• GOAL OF THE EXERCISE: Images embedded in the records are excluded; print everything else exactly as given.

• RECORDS SUPPLIED:

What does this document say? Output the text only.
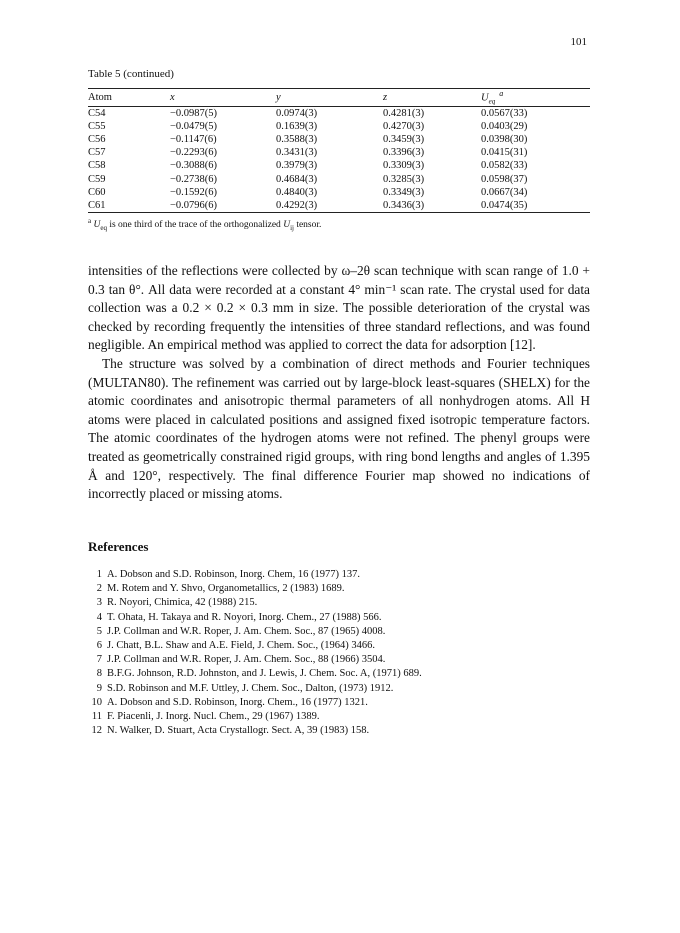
101
Table 5 (continued)
Atom	x	y	z	$U_{eq}^a$
C54	−0.0987(5)	0.0974(3)	0.4281(3)	0.0567(33)
C55	−0.0479(5)	0.1639(3)	0.4270(3)	0.0403(29)
C56	−0.1147(6)	0.3588(3)	0.3459(3)	0.0398(30)
C57	−0.2293(6)	0.3431(3)	0.3396(3)	0.0415(31)
C58	−0.3088(6)	0.3979(3)	0.3309(3)	0.0582(33)
C59	−0.2738(6)	0.4684(3)	0.3285(3)	0.0598(37)
C60	−0.1592(6)	0.4840(3)	0.3349(3)	0.0667(34)
C61	−0.0796(6)	0.4292(3)	0.3436(3)	0.0474(35)
$^a$ $U_{eq}$ is one third of the trace of the orthogonalized $U_{ij}$ tensor.

intensities of the reflections were collected by ω–2θ scan technique with scan range of 1.0 + 0.3 tan θ°. All data were recorded at a constant 4° min⁻¹ scan rate. The crystal used for data collection was a 0.2 × 0.2 × 0.3 mm in size. The possible deterioration of the crystal was checked by recording frequently the intensities of three standard reflections, and was found negligible. An empirical method was applied to correct the data for adsorption [12].

The structure was solved by a combination of direct methods and Fourier techniques (MULTAN80). The refinement was carried out by large-block least-squares (SHELX) for the atomic coordinates and anisotropic thermal parameters of all nonhydrogen atoms. All H atoms were placed in calculated positions and assigned fixed isotropic temperature factors. The atomic coordinates of the hydrogen atoms were not refined. The phenyl groups were treated as geometrically constrained rigid groups, with ring bond lengths and angles of 1.395 Å and 120°, respectively. The final difference Fourier map showed no indications of incorrectly placed or missing atoms.

References
1 A. Dobson and S.D. Robinson, Inorg. Chem, 16 (1977) 137.
2 M. Rotem and Y. Shvo, Organometallics, 2 (1983) 1689.
3 R. Noyori, Chimica, 42 (1988) 215.
4 T. Ohata, H. Takaya and R. Noyori, Inorg. Chem., 27 (1988) 566.
5 J.P. Collman and W.R. Roper, J. Am. Chem. Soc., 87 (1965) 4008.
6 J. Chatt, B.L. Shaw and A.E. Field, J. Chem. Soc., (1964) 3466.
7 J.P. Collman and W.R. Roper, J. Am. Chem. Soc., 88 (1966) 3504.
8 B.F.G. Johnson, R.D. Johnston, and J. Lewis, J. Chem. Soc. A, (1971) 689.
9 S.D. Robinson and M.F. Uttley, J. Chem. Soc., Dalton, (1973) 1912.
10 A. Dobson and S.D. Robinson, Inorg. Chem., 16 (1977) 1321.
11 F. Piacenli, J. Inorg. Nucl. Chem., 29 (1967) 1389.
12 N. Walker, D. Stuart, Acta Crystallogr. Sect. A, 39 (1983) 158.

• EXERCISE SOLUTION:
What does this document say? Output the text only.
101
Table 5 (continued)
Atom	x	y	z	$U_{eq}^a$
C54	−0.0987(5)	0.0974(3)	0.4281(3)	0.0567(33)
C55	−0.0479(5)	0.1639(3)	0.4270(3)	0.0403(29)
C56	−0.1147(6)	0.3588(3)	0.3459(3)	0.0398(30)
C57	−0.2293(6)	0.3431(3)	0.3396(3)	0.0415(31)
C58	−0.3088(6)	0.3979(3)	0.3309(3)	0.0582(33)
C59	−0.2738(6)	0.4684(3)	0.3285(3)	0.0598(37)
C60	−0.1592(6)	0.4840(3)	0.3349(3)	0.0667(34)
C61	−0.0796(6)	0.4292(3)	0.3436(3)	0.0474(35)
$^a$ $U_{eq}$ is one third of the trace of the orthogonalized $U_{ij}$ tensor.

intensities of the reflections were collected by ω–2θ scan technique with scan range of 1.0 + 0.3 tan θ°. All data were recorded at a constant 4° min⁻¹ scan rate. The crystal used for data collection was a 0.2 × 0.2 × 0.3 mm in size. The possible deterioration of the crystal was checked by recording frequently the intensities of three standard reflections, and was found negligible. An empirical method was applied to correct the data for adsorption [12].

The structure was solved by a combination of direct methods and Fourier techniques (MULTAN80). The refinement was carried out by large-block least-squares (SHELX) for the atomic coordinates and anisotropic thermal parameters of all nonhydrogen atoms. All H atoms were placed in calculated positions and assigned fixed isotropic temperature factors. The atomic coordinates of the hydrogen atoms were not refined. The phenyl groups were treated as geometrically constrained rigid groups, with ring bond lengths and angles of 1.395 Å and 120°, respectively. The final difference Fourier map showed no indications of incorrectly placed or missing atoms.

References
1 A. Dobson and S.D. Robinson, Inorg. Chem, 16 (1977) 137.
2 M. Rotem and Y. Shvo, Organometallics, 2 (1983) 1689.
3 R. Noyori, Chimica, 42 (1988) 215.
4 T. Ohata, H. Takaya and R. Noyori, Inorg. Chem., 27 (1988) 566.
5 J.P. Collman and W.R. Roper, J. Am. Chem. Soc., 87 (1965) 4008.
6 J. Chatt, B.L. Shaw and A.E. Field, J. Chem. Soc., (1964) 3466.
7 J.P. Collman and W.R. Roper, J. Am. Chem. Soc., 88 (1966) 3504.
8 B.F.G. Johnson, R.D. Johnston, and J. Lewis, J. Chem. Soc. A, (1971) 689.
9 S.D. Robinson and M.F. Uttley, J. Chem. Soc., Dalton, (1973) 1912.
10 A. Dobson and S.D. Robinson, Inorg. Chem., 16 (1977) 1321.
11 F. Piacenli, J. Inorg. Nucl. Chem., 29 (1967) 1389.
12 N. Walker, D. Stuart, Acta Crystallogr. Sect. A, 39 (1983) 158.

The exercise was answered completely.